-- Start Listed entries --
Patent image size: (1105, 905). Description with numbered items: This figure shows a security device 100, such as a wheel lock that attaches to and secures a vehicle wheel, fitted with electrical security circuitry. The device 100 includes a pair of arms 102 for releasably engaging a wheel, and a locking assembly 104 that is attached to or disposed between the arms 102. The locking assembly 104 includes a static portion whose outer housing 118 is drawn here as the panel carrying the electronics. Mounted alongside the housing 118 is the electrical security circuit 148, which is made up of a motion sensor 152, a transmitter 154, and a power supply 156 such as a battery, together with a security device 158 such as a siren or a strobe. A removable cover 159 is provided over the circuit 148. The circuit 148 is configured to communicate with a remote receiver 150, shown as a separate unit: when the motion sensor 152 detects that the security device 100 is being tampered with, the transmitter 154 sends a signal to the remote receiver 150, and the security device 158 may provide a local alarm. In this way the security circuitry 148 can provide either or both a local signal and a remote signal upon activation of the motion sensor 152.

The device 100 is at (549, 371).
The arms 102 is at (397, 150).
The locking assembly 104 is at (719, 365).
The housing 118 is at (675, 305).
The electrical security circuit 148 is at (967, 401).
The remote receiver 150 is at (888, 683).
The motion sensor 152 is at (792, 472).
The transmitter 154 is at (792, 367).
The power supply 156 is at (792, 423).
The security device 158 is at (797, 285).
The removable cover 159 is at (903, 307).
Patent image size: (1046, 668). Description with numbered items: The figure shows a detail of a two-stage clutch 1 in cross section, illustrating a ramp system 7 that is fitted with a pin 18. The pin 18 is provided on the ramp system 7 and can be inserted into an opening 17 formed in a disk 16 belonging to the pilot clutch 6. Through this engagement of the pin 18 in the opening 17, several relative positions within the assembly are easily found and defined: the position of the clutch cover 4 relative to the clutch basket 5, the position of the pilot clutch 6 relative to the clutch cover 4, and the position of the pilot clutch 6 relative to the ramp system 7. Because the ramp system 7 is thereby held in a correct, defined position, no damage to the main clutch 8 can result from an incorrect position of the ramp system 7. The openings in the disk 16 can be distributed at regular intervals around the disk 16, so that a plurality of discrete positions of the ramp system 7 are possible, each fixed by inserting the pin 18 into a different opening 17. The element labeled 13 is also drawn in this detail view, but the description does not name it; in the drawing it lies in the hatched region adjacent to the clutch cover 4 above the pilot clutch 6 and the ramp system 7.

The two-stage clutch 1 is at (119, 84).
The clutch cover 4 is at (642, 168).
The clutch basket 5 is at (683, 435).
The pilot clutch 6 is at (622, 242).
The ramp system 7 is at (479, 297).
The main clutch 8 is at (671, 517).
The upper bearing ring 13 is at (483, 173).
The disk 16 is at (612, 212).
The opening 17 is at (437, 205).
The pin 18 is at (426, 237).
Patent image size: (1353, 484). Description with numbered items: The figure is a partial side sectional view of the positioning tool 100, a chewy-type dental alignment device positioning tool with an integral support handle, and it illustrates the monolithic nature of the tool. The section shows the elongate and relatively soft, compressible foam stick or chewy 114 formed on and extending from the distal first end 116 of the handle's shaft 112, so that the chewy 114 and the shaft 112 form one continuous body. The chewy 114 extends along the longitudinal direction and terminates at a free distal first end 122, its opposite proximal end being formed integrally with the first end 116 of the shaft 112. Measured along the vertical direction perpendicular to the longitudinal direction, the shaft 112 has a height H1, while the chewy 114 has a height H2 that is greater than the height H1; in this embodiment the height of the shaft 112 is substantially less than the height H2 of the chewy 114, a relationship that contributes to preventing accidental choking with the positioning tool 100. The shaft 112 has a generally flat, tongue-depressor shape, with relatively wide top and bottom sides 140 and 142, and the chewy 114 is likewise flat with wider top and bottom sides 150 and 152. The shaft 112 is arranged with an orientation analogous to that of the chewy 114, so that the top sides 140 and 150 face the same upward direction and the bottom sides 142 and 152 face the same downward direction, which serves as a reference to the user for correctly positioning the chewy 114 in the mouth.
-- End Listed entries --
▶ Exercise
Pick out every line in the rows above that contains the word "basket".

▶ Result of this exercise
Patent image size: (1046, 668). Description with numbered items: The figure shows a detail of a two-stage clutch 1 in cross section, illustrating a ramp system 7 that is fitted with a pin 18. The pin 18 is provided on the ramp system 7 and can be inserted into an opening 17 formed in a disk 16 belonging to the pilot clutch 6. Through this engagement of the pin 18 in the opening 17, several relative positions within the assembly are easily found and defined: the position of the clutch cover 4 relative to the clutch basket 5, the position of the pilot clutch 6 relative to the clutch cover 4, and the position of the pilot clutch 6 relative to the ramp system 7. Because the ramp system 7 is thereby held in a correct, defined position, no damage to the main clutch 8 can result from an incorrect position of the ramp system 7. The openings in the disk 16 can be distributed at regular intervals around the disk 16, so that a plurality of discrete positions of the ramp system 7 are possible, each fixed by inserting the pin 18 into a different opening 17. The element labeled 13 is also drawn in this detail view, but the description does not name it; in the drawing it lies in the hatched region adjacent to the clutch cover 4 above the pilot clutch 6 and the ramp system 7.
The clutch basket 5 is at (683, 435).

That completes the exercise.